┌─ THE DATA

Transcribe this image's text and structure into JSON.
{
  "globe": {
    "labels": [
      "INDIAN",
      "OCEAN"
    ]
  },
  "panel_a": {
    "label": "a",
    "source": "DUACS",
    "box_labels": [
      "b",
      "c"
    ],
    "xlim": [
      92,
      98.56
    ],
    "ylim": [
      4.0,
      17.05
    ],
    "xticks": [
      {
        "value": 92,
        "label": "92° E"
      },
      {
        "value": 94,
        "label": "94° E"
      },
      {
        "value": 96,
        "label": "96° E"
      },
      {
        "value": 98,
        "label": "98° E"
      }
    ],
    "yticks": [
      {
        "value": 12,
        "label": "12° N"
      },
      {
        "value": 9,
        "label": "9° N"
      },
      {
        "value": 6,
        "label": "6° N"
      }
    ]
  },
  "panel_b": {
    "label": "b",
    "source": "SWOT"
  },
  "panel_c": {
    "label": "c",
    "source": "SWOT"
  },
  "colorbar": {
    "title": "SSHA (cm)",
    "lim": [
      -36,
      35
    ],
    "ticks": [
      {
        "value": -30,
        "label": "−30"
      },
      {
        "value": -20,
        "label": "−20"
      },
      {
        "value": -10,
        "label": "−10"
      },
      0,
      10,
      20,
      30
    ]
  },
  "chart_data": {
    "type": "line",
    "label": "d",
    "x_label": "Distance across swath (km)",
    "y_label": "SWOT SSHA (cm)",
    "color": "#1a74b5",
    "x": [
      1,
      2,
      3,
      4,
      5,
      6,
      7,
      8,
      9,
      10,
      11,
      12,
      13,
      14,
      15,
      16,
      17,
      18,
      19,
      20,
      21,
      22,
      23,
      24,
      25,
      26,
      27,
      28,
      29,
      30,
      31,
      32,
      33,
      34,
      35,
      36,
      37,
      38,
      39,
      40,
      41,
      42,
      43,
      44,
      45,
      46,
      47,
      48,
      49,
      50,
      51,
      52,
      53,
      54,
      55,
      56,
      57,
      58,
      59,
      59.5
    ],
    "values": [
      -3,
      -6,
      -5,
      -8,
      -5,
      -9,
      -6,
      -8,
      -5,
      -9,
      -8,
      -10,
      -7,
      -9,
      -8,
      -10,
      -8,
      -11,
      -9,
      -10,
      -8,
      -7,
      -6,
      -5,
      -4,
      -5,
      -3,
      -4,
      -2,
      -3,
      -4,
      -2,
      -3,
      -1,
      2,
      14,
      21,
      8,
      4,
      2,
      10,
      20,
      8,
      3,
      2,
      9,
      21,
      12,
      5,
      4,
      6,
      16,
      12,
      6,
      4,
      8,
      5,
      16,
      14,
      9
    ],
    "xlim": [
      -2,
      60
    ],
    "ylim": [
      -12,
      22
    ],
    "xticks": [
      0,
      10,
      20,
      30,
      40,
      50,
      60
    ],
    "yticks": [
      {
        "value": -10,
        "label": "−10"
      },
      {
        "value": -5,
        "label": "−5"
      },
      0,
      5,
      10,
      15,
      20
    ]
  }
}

└─

**GOAL:** From the records above, please extract every line and repeat it exactly.

**RESULT:**
Transcribe this image's text and structure into JSON.
{
  "globe": {
    "labels": [
      "INDIAN",
      "OCEAN"
    ]
  },
  "panel_a": {
    "label": "a",
    "source": "DUACS",
    "box_labels": [
      "b",
      "c"
    ],
    "xlim": [
      92,
      98.56
    ],
    "ylim": [
      4.0,
      17.05
    ],
    "xticks": [
      {
        "value": 92,
        "label": "92° E"
      },
      {
        "value": 94,
        "label": "94° E"
      },
      {
        "value": 96,
        "label": "96° E"
      },
      {
        "value": 98,
        "label": "98° E"
      }
    ],
    "yticks": [
      {
        "value": 12,
        "label": "12° N"
      },
      {
        "value": 9,
        "label": "9° N"
      },
      {
        "value": 6,
        "label": "6° N"
      }
    ]
  },
  "panel_b": {
    "label": "b",
    "source": "SWOT"
  },
  "panel_c": {
    "label": "c",
    "source": "SWOT"
  },
  "colorbar": {
    "title": "SSHA (cm)",
    "lim": [
      -36,
      35
    ],
    "ticks": [
      {
        "value": -30,
        "label": "−30"
      },
      {
        "value": -20,
        "label": "−20"
      },
      {
        "value": -10,
        "label": "−10"
      },
      0,
      10,
      20,
      30
    ]
  },
  "chart_data": {
    "type": "line",
    "label": "d",
    "x_label": "Distance across swath (km)",
    "y_label": "SWOT SSHA (cm)",
    "color": "#1a74b5",
    "x": [
      1,
      2,
      3,
      4,
      5,
      6,
      7,
      8,
      9,
      10,
      11,
      12,
      13,
      14,
      15,
      16,
      17,
      18,
      19,
      20,
      21,
      22,
      23,
      24,
      25,
      26,
      27,
      28,
      29,
      30,
      31,
      32,
      33,
      34,
      35,
      36,
      37,
      38,
      39,
      40,
      41,
      42,
      43,
      44,
      45,
      46,
      47,
      48,
      49,
      50,
      51,
      52,
      53,
      54,
      55,
      56,
      57,
      58,
      59,
      59.5
    ],
    "values": [
      -3,
      -6,
      -5,
      -8,
      -5,
      -9,
      -6,
      -8,
      -5,
      -9,
      -8,
      -10,
      -7,
      -9,
      -8,
      -10,
      -8,
      -11,
      -9,
      -10,
      -8,
      -7,
      -6,
      -5,
      -4,
      -5,
      -3,
      -4,
      -2,
      -3,
      -4,
      -2,
      -3,
      -1,
      2,
      14,
      21,
      8,
      4,
      2,
      10,
      20,
      8,
      3,
      2,
      9,
      21,
      12,
      5,
      4,
      6,
      16,
      12,
      6,
      4,
      8,
      5,
      16,
      14,
      9
    ],
    "xlim": [
      -2,
      60
    ],
    "ylim": [
      -12,
      22
    ],
    "xticks": [
      0,
      10,
      20,
      30,
      40,
      50,
      60
    ],
    "yticks": [
      {
        "value": -10,
        "label": "−10"
      },
      {
        "value": -5,
        "label": "−5"
      },
      0,
      5,
      10,
      15,
      20
    ]
  }
}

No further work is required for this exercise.